SET TASK: Among the entries, which lines carry the string "this"? Copy each of them.

——

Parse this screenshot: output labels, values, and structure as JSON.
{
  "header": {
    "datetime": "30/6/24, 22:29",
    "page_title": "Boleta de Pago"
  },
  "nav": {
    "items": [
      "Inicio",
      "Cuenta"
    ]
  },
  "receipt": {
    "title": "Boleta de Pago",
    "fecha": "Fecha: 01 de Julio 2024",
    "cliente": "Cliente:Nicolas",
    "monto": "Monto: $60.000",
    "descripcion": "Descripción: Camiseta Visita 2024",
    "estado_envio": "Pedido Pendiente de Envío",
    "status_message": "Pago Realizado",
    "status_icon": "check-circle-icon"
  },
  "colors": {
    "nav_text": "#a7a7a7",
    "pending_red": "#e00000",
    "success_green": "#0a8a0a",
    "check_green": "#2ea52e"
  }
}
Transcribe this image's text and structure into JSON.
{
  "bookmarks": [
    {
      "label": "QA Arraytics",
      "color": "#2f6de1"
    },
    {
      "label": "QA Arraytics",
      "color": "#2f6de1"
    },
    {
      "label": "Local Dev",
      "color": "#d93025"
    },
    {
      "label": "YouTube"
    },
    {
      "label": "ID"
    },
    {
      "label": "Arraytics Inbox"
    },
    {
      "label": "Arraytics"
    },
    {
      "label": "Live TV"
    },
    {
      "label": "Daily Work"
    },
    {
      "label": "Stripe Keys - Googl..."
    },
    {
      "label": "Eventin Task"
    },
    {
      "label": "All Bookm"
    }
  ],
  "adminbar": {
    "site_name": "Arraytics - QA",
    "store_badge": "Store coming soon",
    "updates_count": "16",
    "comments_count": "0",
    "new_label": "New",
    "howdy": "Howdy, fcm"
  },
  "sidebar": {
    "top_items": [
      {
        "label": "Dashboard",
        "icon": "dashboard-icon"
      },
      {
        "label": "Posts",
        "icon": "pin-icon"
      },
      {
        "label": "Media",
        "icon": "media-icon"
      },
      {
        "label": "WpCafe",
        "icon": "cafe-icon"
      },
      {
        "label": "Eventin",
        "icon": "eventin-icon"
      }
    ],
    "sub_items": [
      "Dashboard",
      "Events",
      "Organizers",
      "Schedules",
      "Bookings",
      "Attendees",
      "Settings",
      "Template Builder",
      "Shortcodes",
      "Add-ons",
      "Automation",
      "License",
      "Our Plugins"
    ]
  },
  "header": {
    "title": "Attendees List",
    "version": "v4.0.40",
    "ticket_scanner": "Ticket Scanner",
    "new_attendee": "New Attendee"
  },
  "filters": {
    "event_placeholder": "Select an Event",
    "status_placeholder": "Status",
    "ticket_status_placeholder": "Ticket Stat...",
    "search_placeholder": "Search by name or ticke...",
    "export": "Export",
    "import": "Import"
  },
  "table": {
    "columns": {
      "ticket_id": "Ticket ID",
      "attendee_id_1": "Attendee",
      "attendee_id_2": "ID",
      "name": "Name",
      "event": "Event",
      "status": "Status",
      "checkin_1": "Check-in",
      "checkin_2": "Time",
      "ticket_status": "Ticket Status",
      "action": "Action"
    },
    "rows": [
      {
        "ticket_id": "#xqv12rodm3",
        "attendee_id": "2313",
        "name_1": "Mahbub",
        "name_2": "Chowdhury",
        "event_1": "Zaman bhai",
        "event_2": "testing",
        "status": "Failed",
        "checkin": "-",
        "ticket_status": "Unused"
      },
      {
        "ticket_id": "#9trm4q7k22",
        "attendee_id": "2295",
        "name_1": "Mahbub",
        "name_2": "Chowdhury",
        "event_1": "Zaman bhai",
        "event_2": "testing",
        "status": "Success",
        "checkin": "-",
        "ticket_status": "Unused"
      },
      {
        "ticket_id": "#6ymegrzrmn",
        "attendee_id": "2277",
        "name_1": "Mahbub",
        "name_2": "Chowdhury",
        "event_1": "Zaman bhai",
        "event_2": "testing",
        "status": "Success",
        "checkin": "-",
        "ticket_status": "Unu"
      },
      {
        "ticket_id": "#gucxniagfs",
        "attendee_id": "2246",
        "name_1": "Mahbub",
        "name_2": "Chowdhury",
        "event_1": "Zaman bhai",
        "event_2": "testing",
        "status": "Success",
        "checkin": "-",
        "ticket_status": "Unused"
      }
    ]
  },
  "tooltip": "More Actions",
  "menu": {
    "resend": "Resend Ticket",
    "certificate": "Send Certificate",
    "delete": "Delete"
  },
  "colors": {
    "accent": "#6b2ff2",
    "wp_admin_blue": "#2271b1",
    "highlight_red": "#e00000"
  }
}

——

EXERCISE OUTPUT:
Parse this screenshot: output labels, values, and structure as JSON.
Transcribe this image's text and structure into JSON.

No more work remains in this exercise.